# Grizzly G5959



## nblumert (Oct 15, 2008)

I came across this table saw on Craigslist, the guy is asking $1000 for the saw but has already said he will take $900 for it. He says there isn't any rust on the top, and it's in working condition. He isn't able to tell me how long the rails are, nor is he able to tell me how old the saw is. 
I know this is a discontinued saw, but wanted to know if this sounds like a good deal, and if anyone knew anything about the saw. Below are the pictures that he sent me through email. 
Any help is appreciated,
Nick


----------



## epicfail48 (Mar 27, 2014)

> _DATASET EXTRACT_
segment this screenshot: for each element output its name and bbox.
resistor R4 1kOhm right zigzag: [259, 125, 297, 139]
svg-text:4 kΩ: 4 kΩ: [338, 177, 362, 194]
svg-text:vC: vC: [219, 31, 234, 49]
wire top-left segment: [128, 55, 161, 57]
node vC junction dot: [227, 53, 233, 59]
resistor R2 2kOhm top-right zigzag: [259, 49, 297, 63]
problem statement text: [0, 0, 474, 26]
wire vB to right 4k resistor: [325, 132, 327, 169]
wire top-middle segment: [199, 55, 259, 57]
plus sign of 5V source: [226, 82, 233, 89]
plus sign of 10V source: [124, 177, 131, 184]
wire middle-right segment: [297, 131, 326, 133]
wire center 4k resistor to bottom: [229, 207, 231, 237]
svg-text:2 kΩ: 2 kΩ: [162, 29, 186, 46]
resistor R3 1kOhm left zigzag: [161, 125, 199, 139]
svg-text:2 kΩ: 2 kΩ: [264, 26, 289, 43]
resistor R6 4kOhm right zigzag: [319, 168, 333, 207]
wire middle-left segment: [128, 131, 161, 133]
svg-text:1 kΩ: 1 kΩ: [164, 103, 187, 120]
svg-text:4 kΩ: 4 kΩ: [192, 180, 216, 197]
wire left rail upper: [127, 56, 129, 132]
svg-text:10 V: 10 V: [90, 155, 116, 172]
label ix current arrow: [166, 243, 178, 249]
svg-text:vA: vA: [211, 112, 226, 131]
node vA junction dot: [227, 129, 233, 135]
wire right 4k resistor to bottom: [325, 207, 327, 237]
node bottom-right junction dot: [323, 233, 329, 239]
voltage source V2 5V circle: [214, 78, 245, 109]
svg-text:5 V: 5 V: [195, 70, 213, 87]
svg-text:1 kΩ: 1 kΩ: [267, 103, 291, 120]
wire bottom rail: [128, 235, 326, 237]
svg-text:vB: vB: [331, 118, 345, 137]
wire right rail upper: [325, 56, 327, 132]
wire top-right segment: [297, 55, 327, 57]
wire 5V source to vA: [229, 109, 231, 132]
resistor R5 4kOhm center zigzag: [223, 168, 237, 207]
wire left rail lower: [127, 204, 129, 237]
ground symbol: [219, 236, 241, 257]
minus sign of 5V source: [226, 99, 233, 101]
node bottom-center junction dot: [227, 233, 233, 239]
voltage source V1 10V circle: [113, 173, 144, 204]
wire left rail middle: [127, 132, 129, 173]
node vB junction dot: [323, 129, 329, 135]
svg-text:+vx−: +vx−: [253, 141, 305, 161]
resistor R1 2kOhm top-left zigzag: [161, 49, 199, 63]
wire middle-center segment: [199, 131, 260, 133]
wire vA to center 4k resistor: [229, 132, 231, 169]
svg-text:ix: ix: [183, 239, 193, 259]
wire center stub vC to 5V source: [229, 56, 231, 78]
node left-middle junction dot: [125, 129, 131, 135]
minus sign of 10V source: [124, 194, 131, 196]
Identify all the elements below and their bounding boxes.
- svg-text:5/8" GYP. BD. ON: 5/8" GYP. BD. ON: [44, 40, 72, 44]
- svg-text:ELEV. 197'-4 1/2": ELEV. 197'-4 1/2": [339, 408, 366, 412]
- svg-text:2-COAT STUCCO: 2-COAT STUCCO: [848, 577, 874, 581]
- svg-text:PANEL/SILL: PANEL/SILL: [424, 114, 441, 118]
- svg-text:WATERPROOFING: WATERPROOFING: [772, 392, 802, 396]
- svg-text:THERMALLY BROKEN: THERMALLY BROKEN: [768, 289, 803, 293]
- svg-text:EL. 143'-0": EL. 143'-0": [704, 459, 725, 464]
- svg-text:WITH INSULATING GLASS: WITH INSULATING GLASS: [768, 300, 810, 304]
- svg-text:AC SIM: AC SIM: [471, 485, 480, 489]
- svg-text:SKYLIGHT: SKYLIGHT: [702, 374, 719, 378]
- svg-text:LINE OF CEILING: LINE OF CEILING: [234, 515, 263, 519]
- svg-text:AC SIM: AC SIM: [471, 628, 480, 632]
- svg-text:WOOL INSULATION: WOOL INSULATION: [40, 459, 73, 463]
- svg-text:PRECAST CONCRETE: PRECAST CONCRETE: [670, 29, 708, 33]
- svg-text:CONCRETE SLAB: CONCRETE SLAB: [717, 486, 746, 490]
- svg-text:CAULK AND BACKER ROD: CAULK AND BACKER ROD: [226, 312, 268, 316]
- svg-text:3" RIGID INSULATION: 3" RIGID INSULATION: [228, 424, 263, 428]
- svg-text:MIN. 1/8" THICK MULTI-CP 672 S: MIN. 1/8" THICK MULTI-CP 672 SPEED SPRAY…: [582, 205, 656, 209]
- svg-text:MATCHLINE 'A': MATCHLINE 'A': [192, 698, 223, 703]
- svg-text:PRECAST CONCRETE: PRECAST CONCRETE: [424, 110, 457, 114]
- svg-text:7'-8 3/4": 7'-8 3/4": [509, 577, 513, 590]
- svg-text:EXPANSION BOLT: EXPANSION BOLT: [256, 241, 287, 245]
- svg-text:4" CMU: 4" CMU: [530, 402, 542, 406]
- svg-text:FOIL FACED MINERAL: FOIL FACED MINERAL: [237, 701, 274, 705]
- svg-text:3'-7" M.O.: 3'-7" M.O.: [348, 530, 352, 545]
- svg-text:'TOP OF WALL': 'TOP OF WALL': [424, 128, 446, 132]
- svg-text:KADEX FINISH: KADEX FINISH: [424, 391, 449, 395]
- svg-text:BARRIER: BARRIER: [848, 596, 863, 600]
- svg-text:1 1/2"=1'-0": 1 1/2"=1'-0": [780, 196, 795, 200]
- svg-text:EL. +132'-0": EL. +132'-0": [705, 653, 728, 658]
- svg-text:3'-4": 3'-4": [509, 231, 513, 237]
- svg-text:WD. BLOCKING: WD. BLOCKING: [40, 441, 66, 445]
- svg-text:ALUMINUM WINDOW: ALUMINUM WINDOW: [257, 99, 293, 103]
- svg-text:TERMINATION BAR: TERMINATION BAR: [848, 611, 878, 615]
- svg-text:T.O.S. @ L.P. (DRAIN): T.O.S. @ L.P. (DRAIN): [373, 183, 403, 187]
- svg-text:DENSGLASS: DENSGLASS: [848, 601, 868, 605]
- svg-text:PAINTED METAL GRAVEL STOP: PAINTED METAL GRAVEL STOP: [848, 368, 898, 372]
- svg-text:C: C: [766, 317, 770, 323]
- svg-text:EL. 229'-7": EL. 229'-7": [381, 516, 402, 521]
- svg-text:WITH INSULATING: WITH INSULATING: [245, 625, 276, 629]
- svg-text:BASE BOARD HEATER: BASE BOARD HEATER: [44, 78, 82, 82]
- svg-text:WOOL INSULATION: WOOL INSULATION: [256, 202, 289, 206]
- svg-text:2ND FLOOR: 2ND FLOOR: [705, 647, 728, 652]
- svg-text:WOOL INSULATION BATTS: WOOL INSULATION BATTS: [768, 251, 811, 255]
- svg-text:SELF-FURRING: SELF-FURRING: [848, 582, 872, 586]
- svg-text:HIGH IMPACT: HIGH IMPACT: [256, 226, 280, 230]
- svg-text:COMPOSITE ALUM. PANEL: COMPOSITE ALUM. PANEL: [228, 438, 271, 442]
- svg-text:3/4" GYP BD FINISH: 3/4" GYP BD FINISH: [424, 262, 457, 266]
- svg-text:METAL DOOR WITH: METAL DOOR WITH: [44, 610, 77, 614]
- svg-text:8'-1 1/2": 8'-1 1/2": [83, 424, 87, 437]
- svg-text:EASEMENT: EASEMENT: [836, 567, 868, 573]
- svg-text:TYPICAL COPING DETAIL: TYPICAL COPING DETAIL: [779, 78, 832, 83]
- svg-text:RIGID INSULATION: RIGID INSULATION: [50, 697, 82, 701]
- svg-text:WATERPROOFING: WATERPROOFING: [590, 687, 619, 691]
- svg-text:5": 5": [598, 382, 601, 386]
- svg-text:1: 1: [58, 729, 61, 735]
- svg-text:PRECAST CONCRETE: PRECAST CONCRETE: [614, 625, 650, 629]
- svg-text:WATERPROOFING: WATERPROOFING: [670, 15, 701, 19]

> _EXERCISE SET_
• a. Print the stretch of the Grizzly G5959 thread from "## nblumert (Oct" through "(Mar 27, 2014)".
• b. In the Grizzly G5959 thread, what price has the seller said he will accept for the saw?
• c. Go on with the Grizzly G5959 thread from the point where it stops.

> _RESPONSES IN ORDER_
• a.
## nblumert (Oct 15, 2008)

I came across this table saw on Craigslist, the guy is asking $1000 for the saw but has already said he will take $900 for it. He says there isn't any rust on the top, and it's in working condition. He isn't able to tell me how long the rails are, nor is he able to tell me how old the saw is. 
I know this is a discontinued saw, but wanted to know if this sounds like a good deal, and if anyone knew anything about the saw. Below are the pictures that he sent me through email. 
Any help is appreciated,
Nick


----------



## epicfail48 (Mar 27, 2014)

• b. $900

• c.
Just glancing seems like theres a few fancy things on that saw. For one, looks like a 40-inch rail to the right with an extra 12 or so to the left, so good rip capacity. Also appears to have a mag switch, a pretty handy safety feature. The mobile base is a big plus too. As far as the saw itself, its nearly impossible to tell if its a good deal without a model number. I can tell you that grizzly cabinet saws, which im assuming this is as it seems big for a hybrid saw, run anywhere from 12 hundred to 12 grand, so im going to guess its a good deal for 900


----------



## mikeswoods (May 18, 2009)

That's a right tilt saw----think twice about that if you are accustomed to a left tilt saw---I wouldn't want it---


----------



## nblumert (Oct 15, 2008)

I didnt notice it was a right tilting blade, i think that just turned me off to this saw


----------



## kirankhadka (Feb 2, 2016)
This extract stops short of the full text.